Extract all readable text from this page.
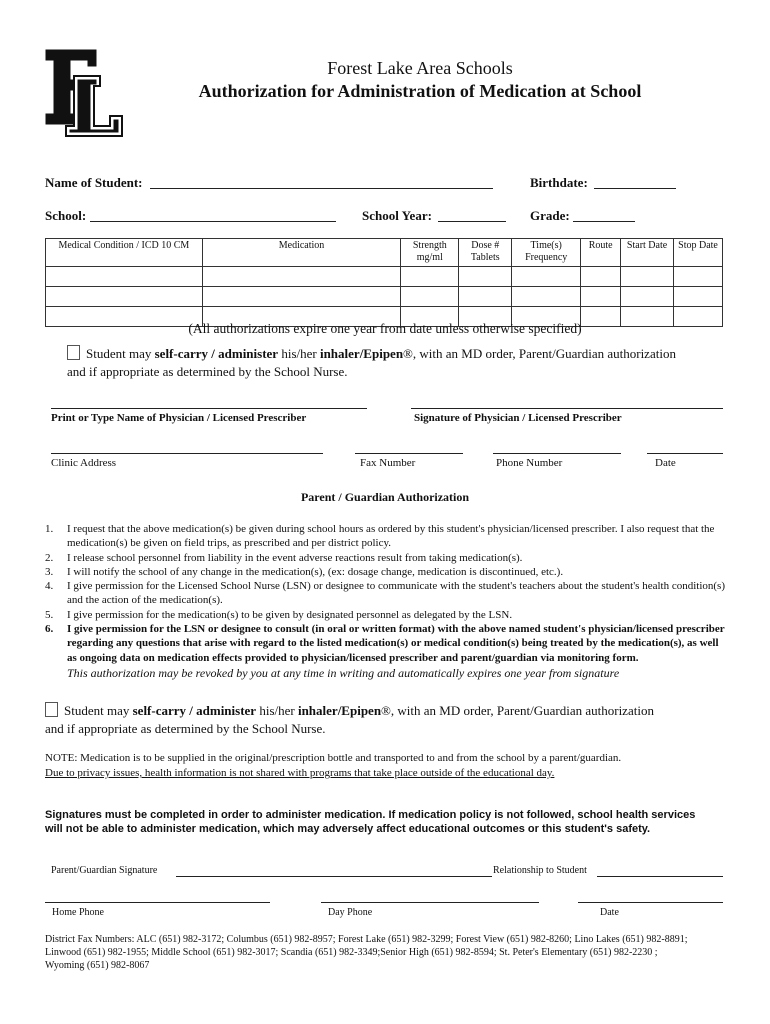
Forest Lake Area Schools
Authorization for Administration of Medication at School
Name of Student:	Birthdate:
School:	School Year:	Grade:
Medical Condition / ICD 10 CM	Medication	Strength mg/ml	Dose # Tablets	Time(s) Frequency	Route	Start Date	Stop Date

(All authorizations expire one year from date unless otherwise specified)
Student may self-carry / administer his/her inhaler/Epipen®, with an MD order, Parent/Guardian authorization
and if appropriate as determined by the School Nurse.
Print or Type Name of Physician / Licensed Prescriber	Signature of Physician / Licensed Prescriber
Clinic Address	Fax Number	Phone Number	Date
Parent / Guardian Authorization
1. I request that the above medication(s) be given during school hours as ordered by this student's physician/licensed prescriber. I also request that the medication(s) be given on field trips, as prescribed and per district policy.
2. I release school personnel from liability in the event adverse reactions result from taking medication(s).
3. I will notify the school of any change in the medication(s), (ex: dosage change, medication is discontinued, etc.).
4. I give permission for the Licensed School Nurse (LSN) or designee to communicate with the student's teachers about the student's health condition(s) and the action of the medication(s).
5. I give permission for the medication(s) to be given by designated personnel as delegated by the LSN.
6. I give permission for the LSN or designee to consult (in oral or written format) with the above named student's physician/licensed prescriber regarding any questions that arise with regard to the listed medication(s) or medical condition(s) being treated by the medication(s), as well as ongoing data on medication effects provided to physician/licensed prescriber and parent/guardian via monitoring form.
This authorization may be revoked by you at any time in writing and automatically expires one year from signature
Student may self-carry / administer his/her inhaler/Epipen®, with an MD order, Parent/Guardian authorization
and if appropriate as determined by the School Nurse.
NOTE: Medication is to be supplied in the original/prescription bottle and transported to and from the school by a parent/guardian.
Due to privacy issues, health information is not shared with programs that take place outside of the educational day.
Signatures must be completed in order to administer medication. If medication policy is not followed, school health services
will not be able to administer medication, which may adversely affect educational outcomes or this student's safety.
Parent/Guardian Signature	Relationship to Student
Home Phone	Day Phone	Date
District Fax Numbers: ALC (651) 982-3172; Columbus (651) 982-8957; Forest Lake (651) 982-3299; Forest View (651) 982-8260; Lino Lakes (651) 982-8891;
Linwood (651) 982-1955; Middle School (651) 982-3017; Scandia (651) 982-3349;Senior High (651) 982-8594; St. Peter's Elementary (651) 982-2230 ;
Wyoming (651) 982-8067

- **Instructions for the task**
Determine how many lines of the listing above include the word "Lake", and report that number only.

- **Response for this exercise**
2